[Figure collection entries]

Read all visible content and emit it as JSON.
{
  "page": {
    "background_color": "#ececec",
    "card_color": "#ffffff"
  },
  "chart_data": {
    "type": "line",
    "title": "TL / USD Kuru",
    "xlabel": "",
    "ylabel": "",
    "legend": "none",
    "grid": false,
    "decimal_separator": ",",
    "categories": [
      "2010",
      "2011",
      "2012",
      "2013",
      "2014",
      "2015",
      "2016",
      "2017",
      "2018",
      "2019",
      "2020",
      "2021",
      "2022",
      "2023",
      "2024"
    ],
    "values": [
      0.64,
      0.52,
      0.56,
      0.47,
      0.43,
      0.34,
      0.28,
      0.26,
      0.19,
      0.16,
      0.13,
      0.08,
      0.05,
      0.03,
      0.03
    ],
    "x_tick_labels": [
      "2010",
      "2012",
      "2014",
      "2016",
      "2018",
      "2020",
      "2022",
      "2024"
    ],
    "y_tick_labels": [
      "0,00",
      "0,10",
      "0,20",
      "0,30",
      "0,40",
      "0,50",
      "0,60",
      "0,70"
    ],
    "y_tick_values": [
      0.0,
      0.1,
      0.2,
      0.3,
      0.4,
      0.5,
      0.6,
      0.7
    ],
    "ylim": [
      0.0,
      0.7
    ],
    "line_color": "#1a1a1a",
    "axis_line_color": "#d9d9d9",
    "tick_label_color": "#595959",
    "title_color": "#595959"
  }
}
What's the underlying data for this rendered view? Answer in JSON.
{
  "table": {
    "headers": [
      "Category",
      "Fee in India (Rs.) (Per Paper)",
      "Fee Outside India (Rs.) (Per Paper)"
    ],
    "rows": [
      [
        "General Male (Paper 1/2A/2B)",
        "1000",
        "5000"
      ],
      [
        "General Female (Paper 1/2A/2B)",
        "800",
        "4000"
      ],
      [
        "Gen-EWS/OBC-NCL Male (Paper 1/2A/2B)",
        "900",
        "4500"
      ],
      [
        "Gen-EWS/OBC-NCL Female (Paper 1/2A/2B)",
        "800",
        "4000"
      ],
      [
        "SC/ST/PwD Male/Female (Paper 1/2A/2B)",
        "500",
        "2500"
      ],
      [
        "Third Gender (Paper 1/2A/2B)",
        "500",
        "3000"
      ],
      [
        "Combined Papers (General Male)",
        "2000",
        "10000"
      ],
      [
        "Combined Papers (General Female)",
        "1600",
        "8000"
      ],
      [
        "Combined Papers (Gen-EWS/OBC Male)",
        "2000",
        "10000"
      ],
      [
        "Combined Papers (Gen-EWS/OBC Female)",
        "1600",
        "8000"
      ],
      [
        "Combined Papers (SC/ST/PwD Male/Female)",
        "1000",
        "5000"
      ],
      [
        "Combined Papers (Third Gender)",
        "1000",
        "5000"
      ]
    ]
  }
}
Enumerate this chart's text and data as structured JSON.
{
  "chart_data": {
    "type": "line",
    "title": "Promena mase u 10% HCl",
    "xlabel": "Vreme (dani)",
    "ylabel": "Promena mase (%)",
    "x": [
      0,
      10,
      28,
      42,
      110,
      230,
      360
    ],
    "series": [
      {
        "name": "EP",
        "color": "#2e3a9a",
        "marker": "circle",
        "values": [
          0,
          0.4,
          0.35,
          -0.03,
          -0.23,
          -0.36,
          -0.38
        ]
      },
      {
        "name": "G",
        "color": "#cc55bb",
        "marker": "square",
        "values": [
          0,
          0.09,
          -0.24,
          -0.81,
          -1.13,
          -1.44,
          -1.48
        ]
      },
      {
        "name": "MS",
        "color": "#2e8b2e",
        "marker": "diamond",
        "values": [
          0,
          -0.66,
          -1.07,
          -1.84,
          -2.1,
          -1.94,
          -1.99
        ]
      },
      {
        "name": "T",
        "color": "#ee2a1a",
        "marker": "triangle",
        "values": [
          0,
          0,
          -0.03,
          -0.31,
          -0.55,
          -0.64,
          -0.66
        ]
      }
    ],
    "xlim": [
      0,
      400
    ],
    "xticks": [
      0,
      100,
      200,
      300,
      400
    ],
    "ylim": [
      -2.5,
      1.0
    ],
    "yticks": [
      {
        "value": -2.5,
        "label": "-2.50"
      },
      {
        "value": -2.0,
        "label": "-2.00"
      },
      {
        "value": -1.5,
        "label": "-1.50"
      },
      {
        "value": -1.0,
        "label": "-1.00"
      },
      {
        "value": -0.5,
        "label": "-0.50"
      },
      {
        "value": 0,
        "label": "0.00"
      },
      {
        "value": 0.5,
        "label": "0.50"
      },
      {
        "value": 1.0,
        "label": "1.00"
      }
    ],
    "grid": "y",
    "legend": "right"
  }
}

EXERCISE: Using the records above, gather all lines where the string "Female" is present.

FINAL RESULT:
        "General Female (Paper 1/2A/2B)",
        "Gen-EWS/OBC-NCL Female (Paper 1/2A/2B)",
        "SC/ST/PwD Male/Female (Paper 1/2A/2B)",
        "Combined Papers (General Female)",
        "Combined Papers (Gen-EWS/OBC Female)",
        "Combined Papers (SC/ST/PwD Male/Female)",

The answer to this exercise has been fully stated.